[Stored dataset items]
════════════════

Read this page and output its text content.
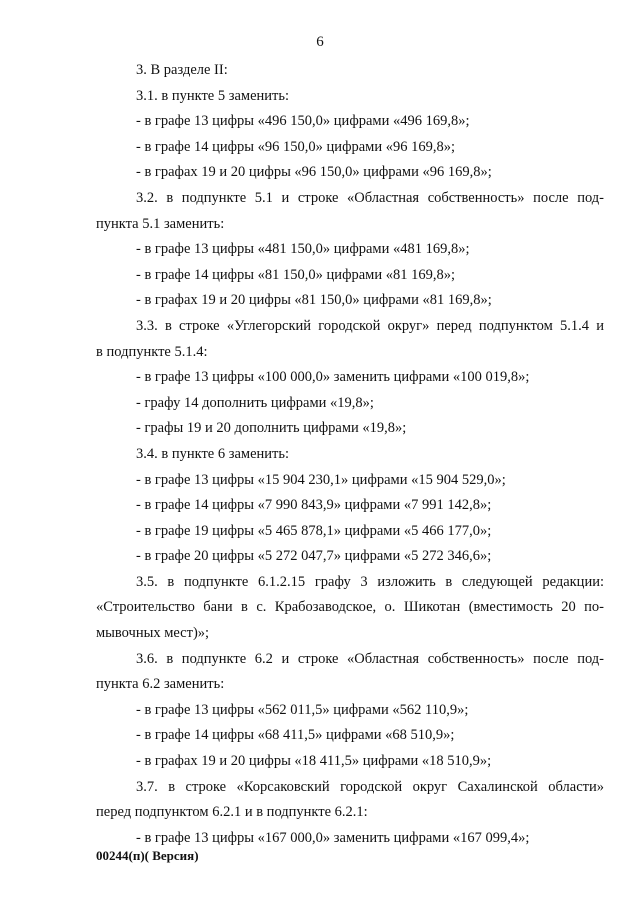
6
3. В разделе II:
3.1. в пункте 5 заменить:
- в графе 13 цифры «496 150,0» цифрами «496 169,8»;
- в графе 14 цифры «96 150,0» цифрами «96 169,8»;
- в графах 19 и 20 цифры «96 150,0» цифрами «96 169,8»;
3.2. в подпункте 5.1 и строке «Областная собственность» после под-
пункта 5.1 заменить:
- в графе 13 цифры «481 150,0» цифрами «481 169,8»;
- в графе 14 цифры «81 150,0» цифрами «81 169,8»;
- в графах 19 и 20 цифры «81 150,0» цифрами «81 169,8»;
3.3. в строке «Углегорский городской округ» перед подпунктом 5.1.4 и
в подпункте 5.1.4:
- в графе 13 цифры «100 000,0» заменить цифрами «100 019,8»;
- графу 14 дополнить цифрами «19,8»;
- графы 19 и 20 дополнить цифрами «19,8»;
3.4. в пункте 6 заменить:
- в графе 13 цифры «15 904 230,1» цифрами «15 904 529,0»;
- в графе 14 цифры «7 990 843,9» цифрами «7 991 142,8»;
- в графе 19 цифры «5 465 878,1» цифрами «5 466 177,0»;
- в графе 20 цифры «5 272 047,7» цифрами «5 272 346,6»;
3.5. в подпункте 6.1.2.15 графу 3 изложить в следующей редакции:
«Строительство бани в с. Крабозаводское, о. Шикотан (вместимость 20 по-
мывочных мест)»;
3.6. в подпункте 6.2 и строке «Областная собственность» после под-
пункта 6.2 заменить:
- в графе 13 цифры «562 011,5» цифрами «562 110,9»;
- в графе 14 цифры «68 411,5» цифрами «68 510,9»;
- в графах 19 и 20 цифры «18 411,5» цифрами «18 510,9»;
3.7. в строке «Корсаковский городской округ Сахалинской области»
перед подпунктом 6.2.1 и в подпункте 6.2.1:
- в графе 13 цифры «167 000,0» заменить цифрами «167 099,4»;
00244(п)( Версия)
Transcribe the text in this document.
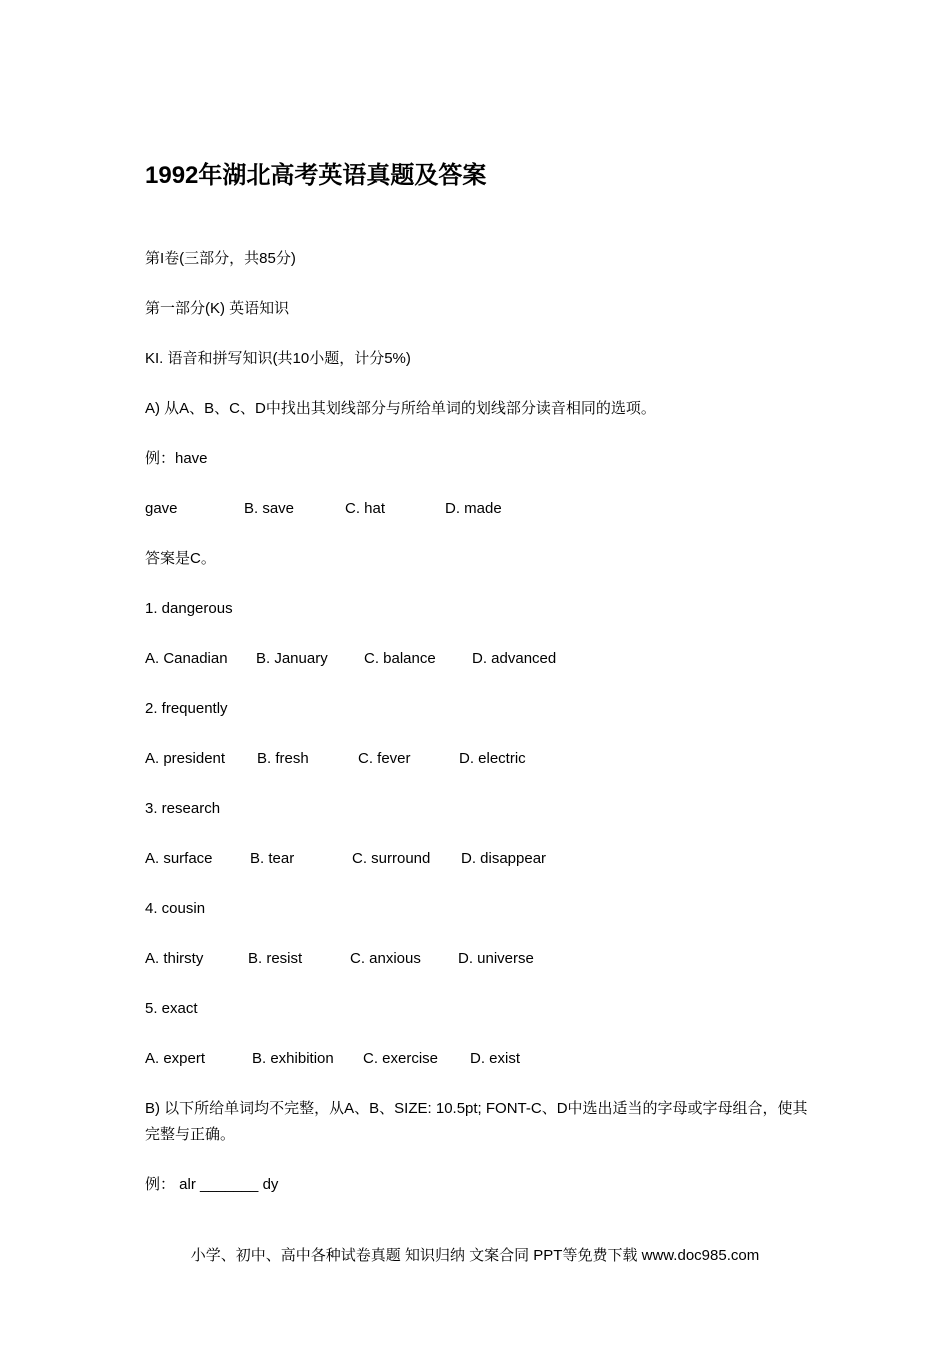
1992年湖北高考英语真题及答案
第I卷(三部分，共85分)
第一部分(K) 英语知识
KI. 语音和拼写知识(共10小题，计分5%)
A) 从A、B、C、D中找出其划线部分与所给单词的划线部分读音相同的选项。
例：have
gave	B. save	C. hat	D. made
答案是C。
1. dangerous
A. Canadian B. January C. balance D. advanced
2. frequently
A. president B. fresh	C. fever	D. electric
3. research
A. surface B. tear	C. surround D. disappear
4. cousin
A. thirsty	B. resist	C. anxious D. universe
5. exact
A. expert	B. exhibition C. exercise D. exist
B) 以下所给单词均不完整，从A、B、SIZE: 10.5pt; FONT-C、D中选出适当的字母或字母组合，使其完整与正确。
例： alr _______ dy
小学、初中、高中各种试卷真题 知识归纳 文案合同 PPT等免费下载 www.doc985.com
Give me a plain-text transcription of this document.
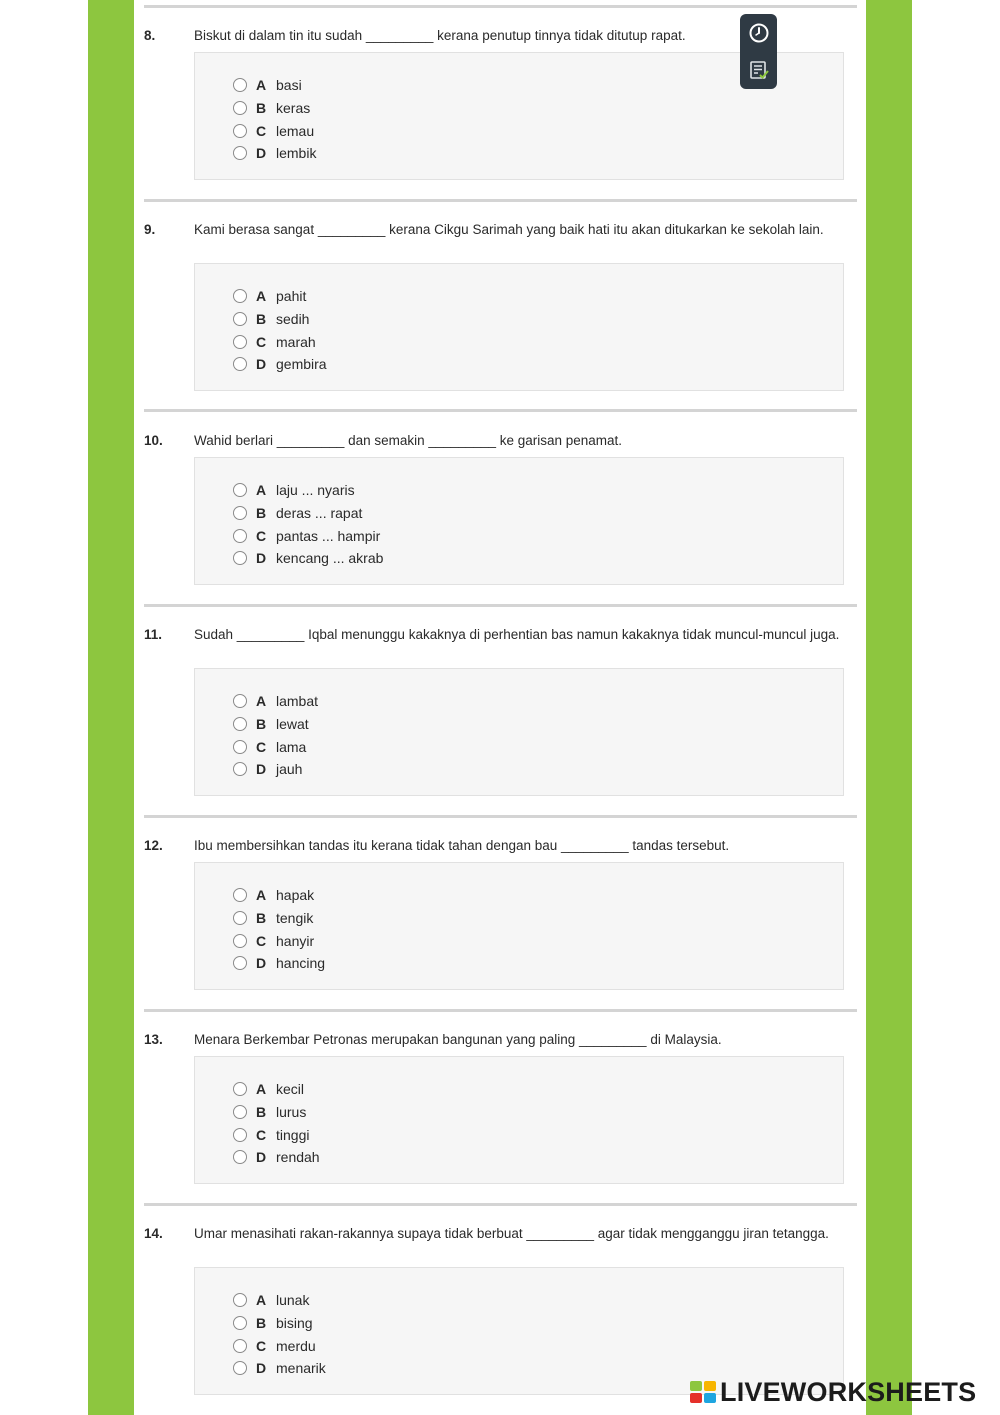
8.	Biskut di dalam tin itu sudah _________ kerana penutup tinnya tidak ditutup rapat.
A basi
B keras
C lemau
D lembik
9.	Kami berasa sangat _________ kerana Cikgu Sarimah yang baik hati itu akan ditukarkan ke sekolah lain.
A pahit
B sedih
C marah
D gembira
10. Wahid berlari _________ dan semakin _________ ke garisan penamat.
A laju ... nyaris
B deras ... rapat
C pantas ... hampir
D kencang ... akrab
11. Sudah _________ Iqbal menunggu kakaknya di perhentian bas namun kakaknya tidak muncul-muncul juga.
A lambat
B lewat
C lama
D jauh
12. Ibu membersihkan tandas itu kerana tidak tahan dengan bau _________ tandas tersebut.
A hapak
B tengik
C hanyir
D hancing
13. Menara Berkembar Petronas merupakan bangunan yang paling _________ di Malaysia.
A kecil
B lurus
C tinggi
D rendah
14. Umar menasihati rakan-rakannya supaya tidak berbuat _________ agar tidak mengganggu jiran tetangga.
A lunak
B bising
C merdu
D menarik
LIVEWORKSHEETS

════════════════

- **The task**: Each line holding the word "графах" counts once; report the total and nothing else.

- **Exercise answer**: 3